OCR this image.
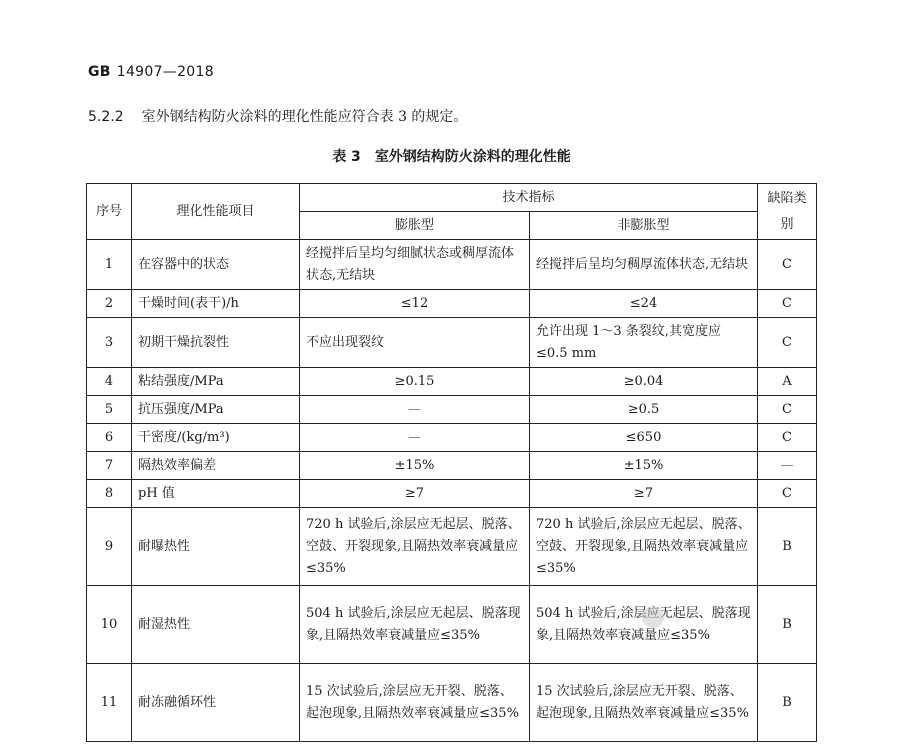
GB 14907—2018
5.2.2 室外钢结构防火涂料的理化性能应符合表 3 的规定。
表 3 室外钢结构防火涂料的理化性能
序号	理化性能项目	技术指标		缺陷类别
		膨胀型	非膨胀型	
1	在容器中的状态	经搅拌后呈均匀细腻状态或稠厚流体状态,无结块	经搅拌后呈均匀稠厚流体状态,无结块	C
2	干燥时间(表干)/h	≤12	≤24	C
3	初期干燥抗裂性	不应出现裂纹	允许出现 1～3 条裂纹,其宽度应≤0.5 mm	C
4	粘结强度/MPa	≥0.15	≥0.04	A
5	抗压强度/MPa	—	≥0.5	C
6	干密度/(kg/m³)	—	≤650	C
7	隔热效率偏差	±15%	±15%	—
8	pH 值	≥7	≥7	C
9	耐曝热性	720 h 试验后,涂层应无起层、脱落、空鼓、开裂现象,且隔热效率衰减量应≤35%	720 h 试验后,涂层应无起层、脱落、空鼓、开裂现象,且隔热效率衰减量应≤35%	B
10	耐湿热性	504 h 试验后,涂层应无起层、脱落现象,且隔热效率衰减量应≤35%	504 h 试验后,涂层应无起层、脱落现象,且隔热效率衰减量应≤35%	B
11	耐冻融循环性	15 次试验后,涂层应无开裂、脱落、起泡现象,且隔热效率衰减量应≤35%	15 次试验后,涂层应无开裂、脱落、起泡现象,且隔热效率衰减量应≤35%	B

WHAT IS NEEDED –
Write out the records above exactly as they appear, leaving out any pictures.

ANSWER TO THIS EXERCISE –
OCR this image.
GB 14907—2018
5.2.2 室外钢结构防火涂料的理化性能应符合表 3 的规定。
表 3 室外钢结构防火涂料的理化性能
序号	理化性能项目	技术指标		缺陷类别
		膨胀型	非膨胀型	
1	在容器中的状态	经搅拌后呈均匀细腻状态或稠厚流体状态,无结块	经搅拌后呈均匀稠厚流体状态,无结块	C
2	干燥时间(表干)/h	≤12	≤24	C
3	初期干燥抗裂性	不应出现裂纹	允许出现 1～3 条裂纹,其宽度应≤0.5 mm	C
4	粘结强度/MPa	≥0.15	≥0.04	A
5	抗压强度/MPa	—	≥0.5	C
6	干密度/(kg/m³)	—	≤650	C
7	隔热效率偏差	±15%	±15%	—
8	pH 值	≥7	≥7	C
9	耐曝热性	720 h 试验后,涂层应无起层、脱落、空鼓、开裂现象,且隔热效率衰减量应≤35%	720 h 试验后,涂层应无起层、脱落、空鼓、开裂现象,且隔热效率衰减量应≤35%	B
10	耐湿热性	504 h 试验后,涂层应无起层、脱落现象,且隔热效率衰减量应≤35%	504 h 试验后,涂层应无起层、脱落现象,且隔热效率衰减量应≤35%	B
11	耐冻融循环性	15 次试验后,涂层应无开裂、脱落、起泡现象,且隔热效率衰减量应≤35%	15 次试验后,涂层应无开裂、脱落、起泡现象,且隔热效率衰减量应≤35%	B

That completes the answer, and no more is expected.